[BEGIN]
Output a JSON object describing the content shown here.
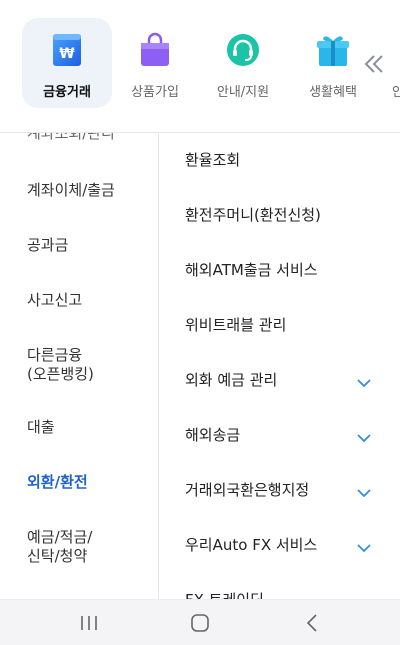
{
  "top_tabs": [
    {
      "label": "금융거래",
      "icon": "won-wallet-icon",
      "active": true
    },
    {
      "label": "상품가입",
      "icon": "shopping-bag-icon",
      "active": false
    },
    {
      "label": "안내/지원",
      "icon": "headset-icon",
      "active": false
    },
    {
      "label": "생활혜택",
      "icon": "gift-box-icon",
      "active": false
    }
  ],
  "top_overflow_label": "안",
  "left_menu": {
    "cut_item": "계좌조회/관리",
    "items": [
      {
        "label": "계좌이체/출금"
      },
      {
        "label": "공과금"
      },
      {
        "label": "사고신고"
      },
      {
        "label": "다른금융\n(오픈뱅킹)"
      },
      {
        "label": "대출"
      },
      {
        "label": "외환/환전",
        "active": true
      },
      {
        "label": "예금/적금/\n신탁/청약"
      }
    ]
  },
  "sub_menu": {
    "items": [
      {
        "label": "환율조회",
        "expandable": false
      },
      {
        "label": "환전주머니(환전신청)",
        "expandable": false
      },
      {
        "label": "해외ATM출금 서비스",
        "expandable": false
      },
      {
        "label": "위비트래블 관리",
        "expandable": false
      },
      {
        "label": "외화 예금 관리",
        "expandable": true
      },
      {
        "label": "해외송금",
        "expandable": true
      },
      {
        "label": "거래외국환은행지정",
        "expandable": true
      },
      {
        "label": "우리Auto FX 서비스",
        "expandable": true
      },
      {
        "label": "FX 트레이딩",
        "expandable": false
      }
    ]
  },
  "colors": {
    "accent": "#1f63c9",
    "active_tab_bg": "#eef2f9",
    "chevron": "#2f8fe0",
    "divider": "#e6e8ec"
  }
}
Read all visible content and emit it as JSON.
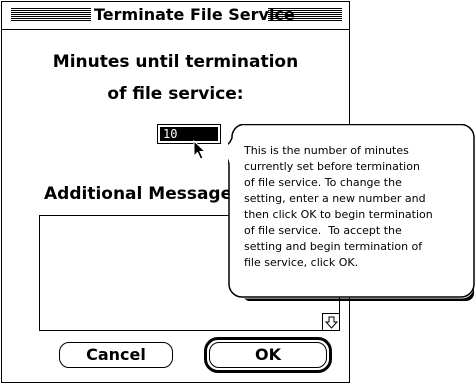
{
  "window": {
    "title": "Terminate File Service"
  },
  "dialog": {
    "heading_line1": "Minutes until termination",
    "heading_line2": "of file service:",
    "minutes_value": "10",
    "additional_message_label": "Additional Message",
    "message_text": "",
    "cancel_label": "Cancel",
    "ok_label": "OK"
  },
  "help_balloon": {
    "text": "This is the number of minutes\ncurrently set before termination\nof file service. To change the\nsetting, enter a new number and\nthen click OK to begin termination\nof file service.  To accept the\nsetting and begin termination of\nfile service, click OK."
  },
  "icons": {
    "pointer": "arrow-cursor-icon",
    "scroll_down": "scroll-down-arrow-icon"
  }
}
[END]
Exercise prompt: Leave out the pictures and repeat everything else in the records exactly.

Result:
Output a JSON object describing the content shown here.
{
  "top_tabs": [
    {
      "label": "금융거래",
      "icon": "won-wallet-icon",
      "active": true
    },
    {
      "label": "상품가입",
      "icon": "shopping-bag-icon",
      "active": false
    },
    {
      "label": "안내/지원",
      "icon": "headset-icon",
      "active": false
    },
    {
      "label": "생활혜택",
      "icon": "gift-box-icon",
      "active": false
    }
  ],
  "top_overflow_label": "안",
  "left_menu": {
    "cut_item": "계좌조회/관리",
    "items": [
      {
        "label": "계좌이체/출금"
      },
      {
        "label": "공과금"
      },
      {
        "label": "사고신고"
      },
      {
        "label": "다른금융\n(오픈뱅킹)"
      },
      {
        "label": "대출"
      },
      {
        "label": "외환/환전",
        "active": true
      },
      {
        "label": "예금/적금/\n신탁/청약"
      }
    ]
  },
  "sub_menu": {
    "items": [
      {
        "label": "환율조회",
        "expandable": false
      },
      {
        "label": "환전주머니(환전신청)",
        "expandable": false
      },
      {
        "label": "해외ATM출금 서비스",
        "expandable": false
      },
      {
        "label": "위비트래블 관리",
        "expandable": false
      },
      {
        "label": "외화 예금 관리",
        "expandable": true
      },
      {
        "label": "해외송금",
        "expandable": true
      },
      {
        "label": "거래외국환은행지정",
        "expandable": true
      },
      {
        "label": "우리Auto FX 서비스",
        "expandable": true
      },
      {
        "label": "FX 트레이딩",
        "expandable": false
      }
    ]
  },
  "colors": {
    "accent": "#1f63c9",
    "active_tab_bg": "#eef2f9",
    "chevron": "#2f8fe0",
    "divider": "#e6e8ec"
  }
}
Read all visible content and emit it as JSON.
{
  "window": {
    "title": "Terminate File Service"
  },
  "dialog": {
    "heading_line1": "Minutes until termination",
    "heading_line2": "of file service:",
    "minutes_value": "10",
    "additional_message_label": "Additional Message",
    "message_text": "",
    "cancel_label": "Cancel",
    "ok_label": "OK"
  },
  "help_balloon": {
    "text": "This is the number of minutes\ncurrently set before termination\nof file service. To change the\nsetting, enter a new number and\nthen click OK to begin termination\nof file service.  To accept the\nsetting and begin termination of\nfile service, click OK."
  },
  "icons": {
    "pointer": "arrow-cursor-icon",
    "scroll_down": "scroll-down-arrow-icon"
  }
}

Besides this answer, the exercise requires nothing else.